For the records that follow, return only the count of lines containing the string "timecode".

_Source records_
============
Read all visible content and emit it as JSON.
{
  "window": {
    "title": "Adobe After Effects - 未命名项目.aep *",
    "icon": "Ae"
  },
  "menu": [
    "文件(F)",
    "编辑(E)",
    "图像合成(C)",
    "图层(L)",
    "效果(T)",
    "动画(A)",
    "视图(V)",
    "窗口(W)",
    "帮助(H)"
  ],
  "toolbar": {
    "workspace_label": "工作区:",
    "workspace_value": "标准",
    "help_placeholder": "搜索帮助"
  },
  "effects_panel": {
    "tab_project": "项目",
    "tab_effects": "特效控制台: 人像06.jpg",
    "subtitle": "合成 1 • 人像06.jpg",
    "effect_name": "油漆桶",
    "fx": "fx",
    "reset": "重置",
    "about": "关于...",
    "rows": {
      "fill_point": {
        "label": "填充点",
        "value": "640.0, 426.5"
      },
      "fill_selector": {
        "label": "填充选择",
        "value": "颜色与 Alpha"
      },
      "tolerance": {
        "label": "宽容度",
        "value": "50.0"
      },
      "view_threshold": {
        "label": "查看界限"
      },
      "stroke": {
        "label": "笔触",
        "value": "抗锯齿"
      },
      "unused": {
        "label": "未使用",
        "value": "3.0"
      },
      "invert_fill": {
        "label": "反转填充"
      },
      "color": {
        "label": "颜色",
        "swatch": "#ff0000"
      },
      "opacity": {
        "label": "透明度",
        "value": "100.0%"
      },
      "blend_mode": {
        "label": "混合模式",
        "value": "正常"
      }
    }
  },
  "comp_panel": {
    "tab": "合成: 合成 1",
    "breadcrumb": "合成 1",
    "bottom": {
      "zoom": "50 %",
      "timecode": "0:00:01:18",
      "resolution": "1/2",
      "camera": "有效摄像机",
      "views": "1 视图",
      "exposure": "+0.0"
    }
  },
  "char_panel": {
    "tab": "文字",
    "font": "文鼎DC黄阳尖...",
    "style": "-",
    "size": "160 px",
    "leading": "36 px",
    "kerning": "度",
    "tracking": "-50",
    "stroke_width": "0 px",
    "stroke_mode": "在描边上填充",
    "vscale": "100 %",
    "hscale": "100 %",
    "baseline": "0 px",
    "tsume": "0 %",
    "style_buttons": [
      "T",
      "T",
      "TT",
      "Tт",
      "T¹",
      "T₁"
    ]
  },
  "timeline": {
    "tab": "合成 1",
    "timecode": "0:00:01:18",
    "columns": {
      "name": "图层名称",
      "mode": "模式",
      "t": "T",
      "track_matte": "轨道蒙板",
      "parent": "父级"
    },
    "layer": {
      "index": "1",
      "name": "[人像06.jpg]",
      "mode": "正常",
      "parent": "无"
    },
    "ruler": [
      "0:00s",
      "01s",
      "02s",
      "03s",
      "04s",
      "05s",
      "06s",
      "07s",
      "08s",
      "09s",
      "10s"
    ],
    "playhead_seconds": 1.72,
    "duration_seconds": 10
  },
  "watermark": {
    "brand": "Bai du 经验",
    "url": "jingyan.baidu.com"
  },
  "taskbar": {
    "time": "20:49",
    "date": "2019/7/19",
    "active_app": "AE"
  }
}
============
_Exercise solution_
2